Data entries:
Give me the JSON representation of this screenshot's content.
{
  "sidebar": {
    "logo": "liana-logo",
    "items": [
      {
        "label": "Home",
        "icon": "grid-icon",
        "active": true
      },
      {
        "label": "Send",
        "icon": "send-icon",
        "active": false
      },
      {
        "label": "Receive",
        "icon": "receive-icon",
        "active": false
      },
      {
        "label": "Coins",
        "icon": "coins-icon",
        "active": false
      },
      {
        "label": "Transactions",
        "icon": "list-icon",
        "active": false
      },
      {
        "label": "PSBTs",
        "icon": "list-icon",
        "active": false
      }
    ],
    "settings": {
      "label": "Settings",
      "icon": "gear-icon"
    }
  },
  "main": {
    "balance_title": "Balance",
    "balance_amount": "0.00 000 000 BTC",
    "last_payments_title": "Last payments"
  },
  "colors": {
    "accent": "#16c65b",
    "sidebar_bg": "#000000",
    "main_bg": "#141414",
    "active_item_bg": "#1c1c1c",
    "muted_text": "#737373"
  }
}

#### STATED PROBLEM
Every entry above needs to be quoted exactly.

#### FULL OUTPUT
Give me the JSON representation of this screenshot's content.
{
  "sidebar": {
    "logo": "liana-logo",
    "items": [
      {
        "label": "Home",
        "icon": "grid-icon",
        "active": true
      },
      {
        "label": "Send",
        "icon": "send-icon",
        "active": false
      },
      {
        "label": "Receive",
        "icon": "receive-icon",
        "active": false
      },
      {
        "label": "Coins",
        "icon": "coins-icon",
        "active": false
      },
      {
        "label": "Transactions",
        "icon": "list-icon",
        "active": false
      },
      {
        "label": "PSBTs",
        "icon": "list-icon",
        "active": false
      }
    ],
    "settings": {
      "label": "Settings",
      "icon": "gear-icon"
    }
  },
  "main": {
    "balance_title": "Balance",
    "balance_amount": "0.00 000 000 BTC",
    "last_payments_title": "Last payments"
  },
  "colors": {
    "accent": "#16c65b",
    "sidebar_bg": "#000000",
    "main_bg": "#141414",
    "active_item_bg": "#1c1c1c",
    "muted_text": "#737373"
  }
}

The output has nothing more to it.